### Required work
Keep every line where the word "name" appears; drop the rest.

■ ■ ■

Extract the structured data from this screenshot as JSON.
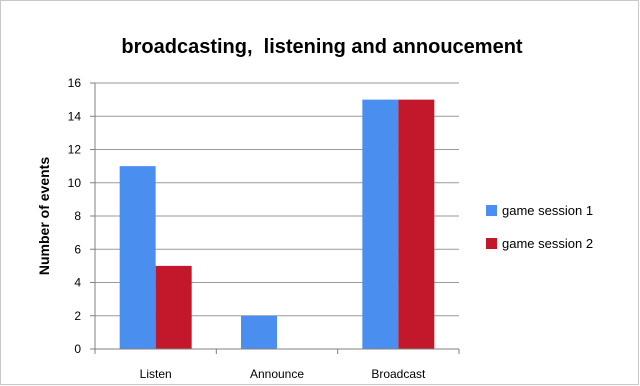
{
  "chart_data": {
    "type": "bar",
    "title": "broadcasting,  listening and annoucement",
    "xlabel": "",
    "ylabel": "Number of events",
    "categories": [
      "Listen",
      "Announce",
      "Broadcast"
    ],
    "series": [
      {
        "name": "game session 1",
        "values": [
          11,
          2,
          15
        ],
        "color": "#4a8ff0"
      },
      {
        "name": "game session 2",
        "values": [
          5,
          0,
          15
        ],
        "color": "#c3182b"
      }
    ],
    "ylim": [
      0,
      16
    ],
    "yticks": [
      0,
      2,
      4,
      6,
      8,
      10,
      12,
      14,
      16
    ],
    "grid": true,
    "legend_position": "right"
  }
}
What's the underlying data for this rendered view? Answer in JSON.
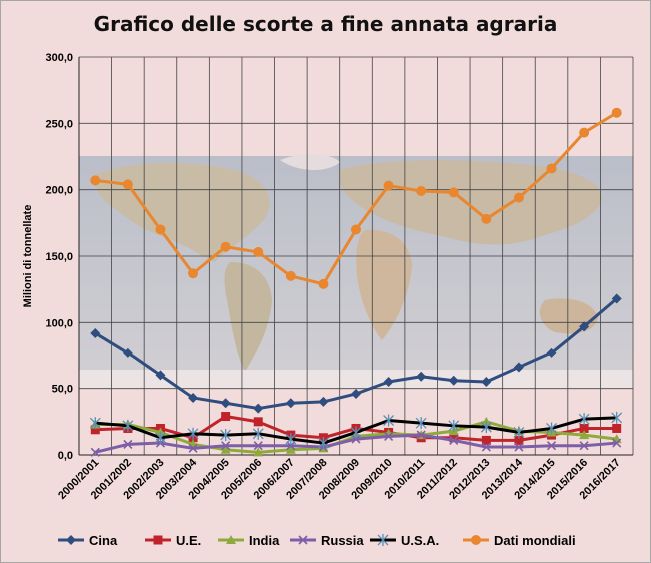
{
  "chart_data": {
    "type": "line",
    "title": "Grafico delle scorte a fine annata agraria",
    "ylabel": "Milioni di tonnellate",
    "xlabel": "",
    "ylim": [
      0,
      300
    ],
    "yticks": [
      "0,0",
      "50,0",
      "100,0",
      "150,0",
      "200,0",
      "250,0",
      "300,0"
    ],
    "grid": true,
    "legend_position": "bottom",
    "categories": [
      "2000/2001",
      "2001/2002",
      "2002/2003",
      "2003/2004",
      "2004/2005",
      "2005/2006",
      "2006/2007",
      "2007/2008",
      "2008/2009",
      "2009/2010",
      "2010/2011",
      "2011/2012",
      "2012/2013",
      "2013/2014",
      "2014/2015",
      "2015/2016",
      "2016/2017"
    ],
    "series": [
      {
        "name": "Cina",
        "color": "#2f4d7e",
        "marker": "diamond",
        "values": [
          92,
          77,
          60,
          43,
          39,
          35,
          39,
          40,
          46,
          55,
          59,
          56,
          55,
          66,
          77,
          97,
          118
        ]
      },
      {
        "name": "U.E.",
        "color": "#c0242a",
        "marker": "square",
        "values": [
          19,
          20,
          20,
          13,
          29,
          25,
          15,
          13,
          20,
          17,
          13,
          13,
          11,
          11,
          15,
          20,
          20
        ]
      },
      {
        "name": "India",
        "color": "#8faa3c",
        "marker": "triangle",
        "values": [
          23,
          23,
          17,
          8,
          4,
          2,
          4,
          5,
          14,
          16,
          15,
          18,
          25,
          18,
          17,
          15,
          12
        ]
      },
      {
        "name": "Russia",
        "color": "#7d5ea7",
        "marker": "x",
        "values": [
          2,
          8,
          9,
          5,
          7,
          7,
          7,
          6,
          12,
          14,
          15,
          11,
          6,
          6,
          7,
          7,
          9
        ]
      },
      {
        "name": "U.S.A.",
        "color": "#000000",
        "marker": "asterisk",
        "values": [
          24,
          22,
          13,
          16,
          15,
          16,
          12,
          9,
          17,
          26,
          24,
          22,
          21,
          17,
          20,
          27,
          28
        ]
      },
      {
        "name": "Dati mondiali",
        "color": "#e8872f",
        "marker": "circle",
        "values": [
          207,
          204,
          170,
          137,
          157,
          153,
          135,
          129,
          170,
          203,
          199,
          198,
          178,
          194,
          216,
          243,
          258
        ]
      }
    ]
  }
}
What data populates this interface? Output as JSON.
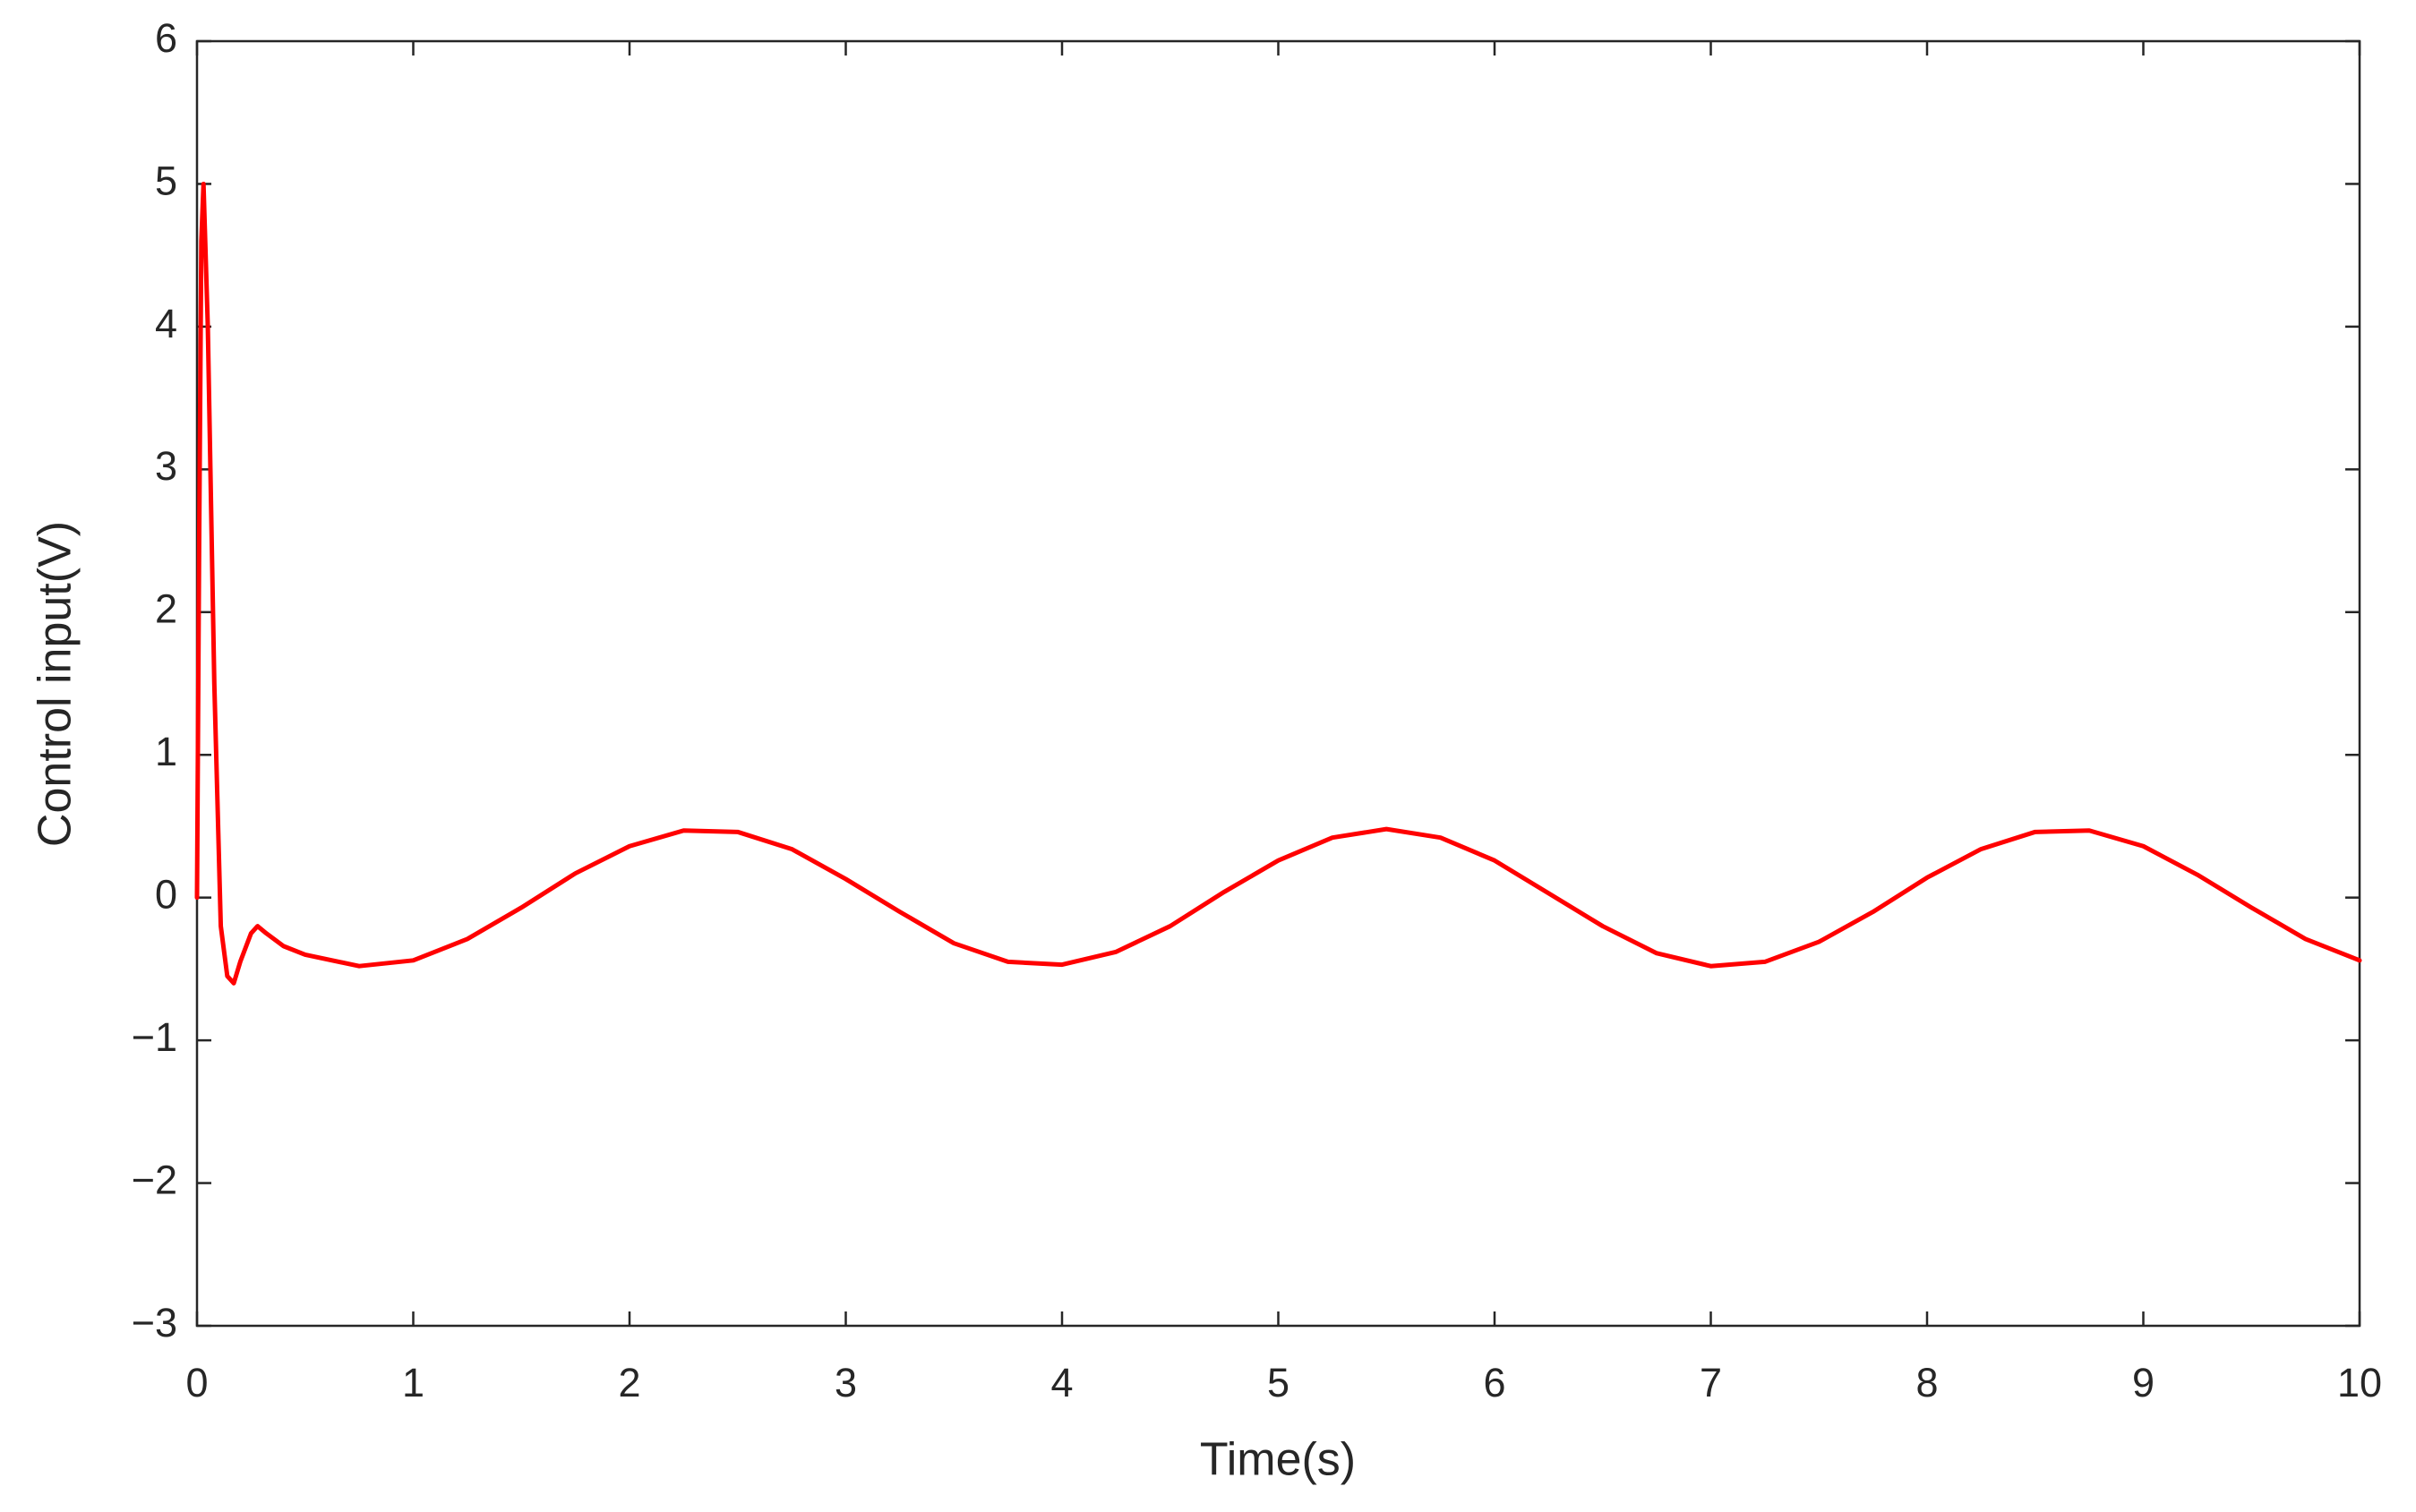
{
  "chart_data": {
    "type": "line",
    "xlabel": "Time(s)",
    "ylabel": "Control input(V)",
    "color": "#ff0000",
    "x": [
      0,
      0.01,
      0.02,
      0.03,
      0.05,
      0.08,
      0.11,
      0.14,
      0.17,
      0.2,
      0.25,
      0.28,
      0.32,
      0.4,
      0.5,
      0.75,
      1.0,
      1.25,
      1.5,
      1.75,
      2.0,
      2.25,
      2.5,
      2.75,
      3.0,
      3.25,
      3.5,
      3.75,
      4.0,
      4.25,
      4.5,
      4.75,
      5.0,
      5.25,
      5.5,
      5.75,
      6.0,
      6.25,
      6.5,
      6.75,
      7.0,
      7.25,
      7.5,
      7.75,
      8.0,
      8.25,
      8.5,
      8.75,
      9.0,
      9.25,
      9.5,
      9.75,
      10
    ],
    "values": [
      0,
      2.5,
      4.6,
      5.0,
      4.0,
      1.5,
      -0.2,
      -0.55,
      -0.6,
      -0.45,
      -0.25,
      -0.2,
      -0.25,
      -0.34,
      -0.4,
      -0.48,
      -0.44,
      -0.29,
      -0.07,
      0.17,
      0.36,
      0.47,
      0.46,
      0.34,
      0.13,
      -0.1,
      -0.32,
      -0.45,
      -0.47,
      -0.38,
      -0.2,
      0.04,
      0.26,
      0.42,
      0.48,
      0.42,
      0.26,
      0.03,
      -0.2,
      -0.39,
      -0.48,
      -0.45,
      -0.31,
      -0.1,
      0.14,
      0.34,
      0.46,
      0.47,
      0.36,
      0.16,
      -0.07,
      -0.29,
      -0.44
    ],
    "xlim": [
      0,
      10
    ],
    "xticks": [
      0,
      1,
      2,
      3,
      4,
      5,
      6,
      7,
      8,
      9,
      10
    ],
    "ylim": [
      -3,
      6
    ],
    "yticks": [
      {
        "value": -3,
        "label": "−3"
      },
      {
        "value": -2,
        "label": "−2"
      },
      {
        "value": -1,
        "label": "−1"
      },
      0,
      1,
      2,
      3,
      4,
      5,
      6
    ],
    "grid": false
  }
}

■ ■ ■

### Solution below
        "name": "game session 1",
        "name": "game session 2",
        "name": "Cina",
        "name": "U.E.",
        "name": "India",
        "name": "Russia",
        "name": "U.S.A.",
        "name": "Dati mondiali",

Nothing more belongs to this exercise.